# [What the task requires]
Extract every line below, verbatim.

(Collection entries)
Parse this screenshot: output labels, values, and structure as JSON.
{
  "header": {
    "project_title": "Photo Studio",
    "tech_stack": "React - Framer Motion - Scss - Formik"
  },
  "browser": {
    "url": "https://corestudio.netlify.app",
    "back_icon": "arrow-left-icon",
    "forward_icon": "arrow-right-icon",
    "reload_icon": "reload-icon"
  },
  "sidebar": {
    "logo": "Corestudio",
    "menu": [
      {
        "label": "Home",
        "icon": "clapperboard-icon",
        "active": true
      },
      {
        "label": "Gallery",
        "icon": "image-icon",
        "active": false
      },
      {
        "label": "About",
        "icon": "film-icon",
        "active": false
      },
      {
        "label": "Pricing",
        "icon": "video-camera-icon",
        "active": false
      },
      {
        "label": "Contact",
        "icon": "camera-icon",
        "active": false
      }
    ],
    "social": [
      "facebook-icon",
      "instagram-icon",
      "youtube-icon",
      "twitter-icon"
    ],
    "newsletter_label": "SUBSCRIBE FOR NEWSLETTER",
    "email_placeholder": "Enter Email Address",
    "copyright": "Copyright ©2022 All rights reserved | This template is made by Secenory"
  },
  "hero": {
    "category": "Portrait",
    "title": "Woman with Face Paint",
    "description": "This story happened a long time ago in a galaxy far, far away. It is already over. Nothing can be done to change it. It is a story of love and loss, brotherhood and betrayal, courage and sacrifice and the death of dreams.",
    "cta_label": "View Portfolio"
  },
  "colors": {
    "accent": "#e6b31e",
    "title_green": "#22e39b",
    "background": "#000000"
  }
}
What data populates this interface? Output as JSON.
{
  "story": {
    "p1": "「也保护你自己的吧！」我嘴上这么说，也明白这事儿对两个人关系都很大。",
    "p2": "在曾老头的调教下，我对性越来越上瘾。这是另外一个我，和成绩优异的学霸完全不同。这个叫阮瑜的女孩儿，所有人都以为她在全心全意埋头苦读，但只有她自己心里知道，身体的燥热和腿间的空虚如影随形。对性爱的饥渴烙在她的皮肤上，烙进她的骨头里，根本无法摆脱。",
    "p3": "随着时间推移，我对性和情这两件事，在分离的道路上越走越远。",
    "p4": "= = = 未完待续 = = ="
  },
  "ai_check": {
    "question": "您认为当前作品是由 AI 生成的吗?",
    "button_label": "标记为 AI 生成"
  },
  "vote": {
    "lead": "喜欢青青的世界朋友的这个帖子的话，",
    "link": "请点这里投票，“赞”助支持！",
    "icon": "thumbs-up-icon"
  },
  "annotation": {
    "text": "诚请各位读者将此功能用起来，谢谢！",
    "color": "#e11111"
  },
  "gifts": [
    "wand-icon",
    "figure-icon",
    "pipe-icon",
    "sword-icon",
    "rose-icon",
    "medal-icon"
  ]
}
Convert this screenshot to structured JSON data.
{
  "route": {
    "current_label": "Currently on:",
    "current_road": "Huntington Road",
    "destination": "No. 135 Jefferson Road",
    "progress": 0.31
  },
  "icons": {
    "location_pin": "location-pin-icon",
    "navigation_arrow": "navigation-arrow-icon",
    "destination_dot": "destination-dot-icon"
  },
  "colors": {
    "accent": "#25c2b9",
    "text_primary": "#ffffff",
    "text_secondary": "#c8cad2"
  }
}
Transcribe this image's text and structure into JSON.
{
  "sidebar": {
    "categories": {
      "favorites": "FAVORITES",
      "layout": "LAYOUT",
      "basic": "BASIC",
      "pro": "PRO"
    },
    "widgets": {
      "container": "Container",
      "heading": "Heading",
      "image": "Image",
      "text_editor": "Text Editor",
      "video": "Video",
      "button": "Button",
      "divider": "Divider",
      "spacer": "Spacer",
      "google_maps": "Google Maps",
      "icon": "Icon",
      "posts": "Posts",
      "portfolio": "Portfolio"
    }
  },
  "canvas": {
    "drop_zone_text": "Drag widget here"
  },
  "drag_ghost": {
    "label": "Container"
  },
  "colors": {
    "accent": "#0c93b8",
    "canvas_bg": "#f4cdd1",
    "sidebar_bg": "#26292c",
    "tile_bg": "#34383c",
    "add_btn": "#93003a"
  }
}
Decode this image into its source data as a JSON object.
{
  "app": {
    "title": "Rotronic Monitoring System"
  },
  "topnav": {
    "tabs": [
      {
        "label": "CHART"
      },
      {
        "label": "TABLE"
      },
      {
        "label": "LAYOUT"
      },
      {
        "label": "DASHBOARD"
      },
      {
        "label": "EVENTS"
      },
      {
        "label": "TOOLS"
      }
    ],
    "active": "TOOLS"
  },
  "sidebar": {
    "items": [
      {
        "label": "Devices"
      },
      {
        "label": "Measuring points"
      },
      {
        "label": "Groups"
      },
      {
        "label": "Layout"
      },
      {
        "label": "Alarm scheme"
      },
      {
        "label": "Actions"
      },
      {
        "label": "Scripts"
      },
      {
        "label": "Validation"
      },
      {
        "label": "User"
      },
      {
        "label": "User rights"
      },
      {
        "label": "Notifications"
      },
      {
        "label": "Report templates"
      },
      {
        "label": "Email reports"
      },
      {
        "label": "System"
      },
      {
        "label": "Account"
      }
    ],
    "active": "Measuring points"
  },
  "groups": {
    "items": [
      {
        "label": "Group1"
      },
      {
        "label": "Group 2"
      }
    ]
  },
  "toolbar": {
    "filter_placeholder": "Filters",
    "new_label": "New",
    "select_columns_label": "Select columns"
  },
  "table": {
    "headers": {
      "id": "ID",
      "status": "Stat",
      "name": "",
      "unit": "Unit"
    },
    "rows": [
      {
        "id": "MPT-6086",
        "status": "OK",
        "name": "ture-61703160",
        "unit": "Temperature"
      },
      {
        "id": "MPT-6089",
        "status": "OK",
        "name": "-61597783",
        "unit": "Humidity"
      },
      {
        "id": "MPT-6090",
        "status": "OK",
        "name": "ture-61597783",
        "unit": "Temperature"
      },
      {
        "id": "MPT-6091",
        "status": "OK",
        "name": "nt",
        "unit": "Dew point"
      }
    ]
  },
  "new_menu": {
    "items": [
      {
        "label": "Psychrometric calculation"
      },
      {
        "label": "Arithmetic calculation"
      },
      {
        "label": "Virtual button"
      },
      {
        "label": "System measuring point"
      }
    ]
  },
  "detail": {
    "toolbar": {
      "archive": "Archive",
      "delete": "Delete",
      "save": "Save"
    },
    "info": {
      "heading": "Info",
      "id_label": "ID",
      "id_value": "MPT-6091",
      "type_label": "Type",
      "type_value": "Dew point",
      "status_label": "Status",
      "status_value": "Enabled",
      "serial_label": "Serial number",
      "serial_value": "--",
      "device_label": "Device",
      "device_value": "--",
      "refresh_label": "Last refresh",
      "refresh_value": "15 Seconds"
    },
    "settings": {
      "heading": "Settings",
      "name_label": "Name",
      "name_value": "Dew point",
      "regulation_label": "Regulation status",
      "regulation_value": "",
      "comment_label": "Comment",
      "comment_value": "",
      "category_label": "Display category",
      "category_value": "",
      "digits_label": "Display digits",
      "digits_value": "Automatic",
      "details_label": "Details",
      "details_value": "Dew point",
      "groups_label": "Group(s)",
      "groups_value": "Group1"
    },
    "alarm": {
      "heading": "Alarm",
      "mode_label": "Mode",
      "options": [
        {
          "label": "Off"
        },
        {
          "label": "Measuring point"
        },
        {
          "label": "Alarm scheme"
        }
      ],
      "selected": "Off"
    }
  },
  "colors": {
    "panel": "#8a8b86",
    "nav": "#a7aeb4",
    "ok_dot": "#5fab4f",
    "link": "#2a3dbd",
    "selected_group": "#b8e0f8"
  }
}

# [Result of this task]
Parse this screenshot: output labels, values, and structure as JSON.
{
  "header": {
    "project_title": "Photo Studio",
    "tech_stack": "React - Framer Motion - Scss - Formik"
  },
  "browser": {
    "url": "https://corestudio.netlify.app",
    "back_icon": "arrow-left-icon",
    "forward_icon": "arrow-right-icon",
    "reload_icon": "reload-icon"
  },
  "sidebar": {
    "logo": "Corestudio",
    "menu": [
      {
        "label": "Home",
        "icon": "clapperboard-icon",
        "active": true
      },
      {
        "label": "Gallery",
        "icon": "image-icon",
        "active": false
      },
      {
        "label": "About",
        "icon": "film-icon",
        "active": false
      },
      {
        "label": "Pricing",
        "icon": "video-camera-icon",
        "active": false
      },
      {
        "label": "Contact",
        "icon": "camera-icon",
        "active": false
      }
    ],
    "social": [
      "facebook-icon",
      "instagram-icon",
      "youtube-icon",
      "twitter-icon"
    ],
    "newsletter_label": "SUBSCRIBE FOR NEWSLETTER",
    "email_placeholder": "Enter Email Address",
    "copyright": "Copyright ©2022 All rights reserved | This template is made by Secenory"
  },
  "hero": {
    "category": "Portrait",
    "title": "Woman with Face Paint",
    "description": "This story happened a long time ago in a galaxy far, far away. It is already over. Nothing can be done to change it. It is a story of love and loss, brotherhood and betrayal, courage and sacrifice and the death of dreams.",
    "cta_label": "View Portfolio"
  },
  "colors": {
    "accent": "#e6b31e",
    "title_green": "#22e39b",
    "background": "#000000"
  }
}
What data populates this interface? Output as JSON.
{
  "story": {
    "p1": "「也保护你自己的吧！」我嘴上这么说，也明白这事儿对两个人关系都很大。",
    "p2": "在曾老头的调教下，我对性越来越上瘾。这是另外一个我，和成绩优异的学霸完全不同。这个叫阮瑜的女孩儿，所有人都以为她在全心全意埋头苦读，但只有她自己心里知道，身体的燥热和腿间的空虚如影随形。对性爱的饥渴烙在她的皮肤上，烙进她的骨头里，根本无法摆脱。",
    "p3": "随着时间推移，我对性和情这两件事，在分离的道路上越走越远。",
    "p4": "= = = 未完待续 = = ="
  },
  "ai_check": {
    "question": "您认为当前作品是由 AI 生成的吗?",
    "button_label": "标记为 AI 生成"
  },
  "vote": {
    "lead": "喜欢青青的世界朋友的这个帖子的话，",
    "link": "请点这里投票，“赞”助支持！",
    "icon": "thumbs-up-icon"
  },
  "annotation": {
    "text": "诚请各位读者将此功能用起来，谢谢！",
    "color": "#e11111"
  },
  "gifts": [
    "wand-icon",
    "figure-icon",
    "pipe-icon",
    "sword-icon",
    "rose-icon",
    "medal-icon"
  ]
}
Convert this screenshot to structured JSON data.
{
  "route": {
    "current_label": "Currently on:",
    "current_road": "Huntington Road",
    "destination": "No. 135 Jefferson Road",
    "progress": 0.31
  },
  "icons": {
    "location_pin": "location-pin-icon",
    "navigation_arrow": "navigation-arrow-icon",
    "destination_dot": "destination-dot-icon"
  },
  "colors": {
    "accent": "#25c2b9",
    "text_primary": "#ffffff",
    "text_secondary": "#c8cad2"
  }
}
Transcribe this image's text and structure into JSON.
{
  "sidebar": {
    "categories": {
      "favorites": "FAVORITES",
      "layout": "LAYOUT",
      "basic": "BASIC",
      "pro": "PRO"
    },
    "widgets": {
      "container": "Container",
      "heading": "Heading",
      "image": "Image",
      "text_editor": "Text Editor",
      "video": "Video",
      "button": "Button",
      "divider": "Divider",
      "spacer": "Spacer",
      "google_maps": "Google Maps",
      "icon": "Icon",
      "posts": "Posts",
      "portfolio": "Portfolio"
    }
  },
  "canvas": {
    "drop_zone_text": "Drag widget here"
  },
  "drag_ghost": {
    "label": "Container"
  },
  "colors": {
    "accent": "#0c93b8",
    "canvas_bg": "#f4cdd1",
    "sidebar_bg": "#26292c",
    "tile_bg": "#34383c",
    "add_btn": "#93003a"
  }
}
Decode this image into its source data as a JSON object.
{
  "app": {
    "title": "Rotronic Monitoring System"
  },
  "topnav": {
    "tabs": [
      {
        "label": "CHART"
      },
      {
        "label": "TABLE"
      },
      {
        "label": "LAYOUT"
      },
      {
        "label": "DASHBOARD"
      },
      {
        "label": "EVENTS"
      },
      {
        "label": "TOOLS"
      }
    ],
    "active": "TOOLS"
  },
  "sidebar": {
    "items": [
      {
        "label": "Devices"
      },
      {
        "label": "Measuring points"
      },
      {
        "label": "Groups"
      },
      {
        "label": "Layout"
      },
      {
        "label": "Alarm scheme"
      },
      {
        "label": "Actions"
      },
      {
        "label": "Scripts"
      },
      {
        "label": "Validation"
      },
      {
        "label": "User"
      },
      {
        "label": "User rights"
      },
      {
        "label": "Notifications"
      },
      {
        "label": "Report templates"
      },
      {
        "label": "Email reports"
      },
      {
        "label": "System"
      },
      {
        "label": "Account"
      }
    ],
    "active": "Measuring points"
  },
  "groups": {
    "items": [
      {
        "label": "Group1"
      },
      {
        "label": "Group 2"
      }
    ]
  },
  "toolbar": {
    "filter_placeholder": "Filters",
    "new_label": "New",
    "select_columns_label": "Select columns"
  },
  "table": {
    "headers": {
      "id": "ID",
      "status": "Stat",
      "name": "",
      "unit": "Unit"
    },
    "rows": [
      {
        "id": "MPT-6086",
        "status": "OK",
        "name": "ture-61703160",
        "unit": "Temperature"
      },
      {
        "id": "MPT-6089",
        "status": "OK",
        "name": "-61597783",
        "unit": "Humidity"
      },
      {
        "id": "MPT-6090",
        "status": "OK",
        "name": "ture-61597783",
        "unit": "Temperature"
      },
      {
        "id": "MPT-6091",
        "status": "OK",
        "name": "nt",
        "unit": "Dew point"
      }
    ]
  },
  "new_menu": {
    "items": [
      {
        "label": "Psychrometric calculation"
      },
      {
        "label": "Arithmetic calculation"
      },
      {
        "label": "Virtual button"
      },
      {
        "label": "System measuring point"
      }
    ]
  },
  "detail": {
    "toolbar": {
      "archive": "Archive",
      "delete": "Delete",
      "save": "Save"
    },
    "info": {
      "heading": "Info",
      "id_label": "ID",
      "id_value": "MPT-6091",
      "type_label": "Type",
      "type_value": "Dew point",
      "status_label": "Status",
      "status_value": "Enabled",
      "serial_label": "Serial number",
      "serial_value": "--",
      "device_label": "Device",
      "device_value": "--",
      "refresh_label": "Last refresh",
      "refresh_value": "15 Seconds"
    },
    "settings": {
      "heading": "Settings",
      "name_label": "Name",
      "name_value": "Dew point",
      "regulation_label": "Regulation status",
      "regulation_value": "",
      "comment_label": "Comment",
      "comment_value": "",
      "category_label": "Display category",
      "category_value": "",
      "digits_label": "Display digits",
      "digits_value": "Automatic",
      "details_label": "Details",
      "details_value": "Dew point",
      "groups_label": "Group(s)",
      "groups_value": "Group1"
    },
    "alarm": {
      "heading": "Alarm",
      "mode_label": "Mode",
      "options": [
        {
          "label": "Off"
        },
        {
          "label": "Measuring point"
        },
        {
          "label": "Alarm scheme"
        }
      ],
      "selected": "Off"
    }
  },
  "colors": {
    "panel": "#8a8b86",
    "nav": "#a7aeb4",
    "ok_dot": "#5fab4f",
    "link": "#2a3dbd",
    "selected_group": "#b8e0f8"
  }
}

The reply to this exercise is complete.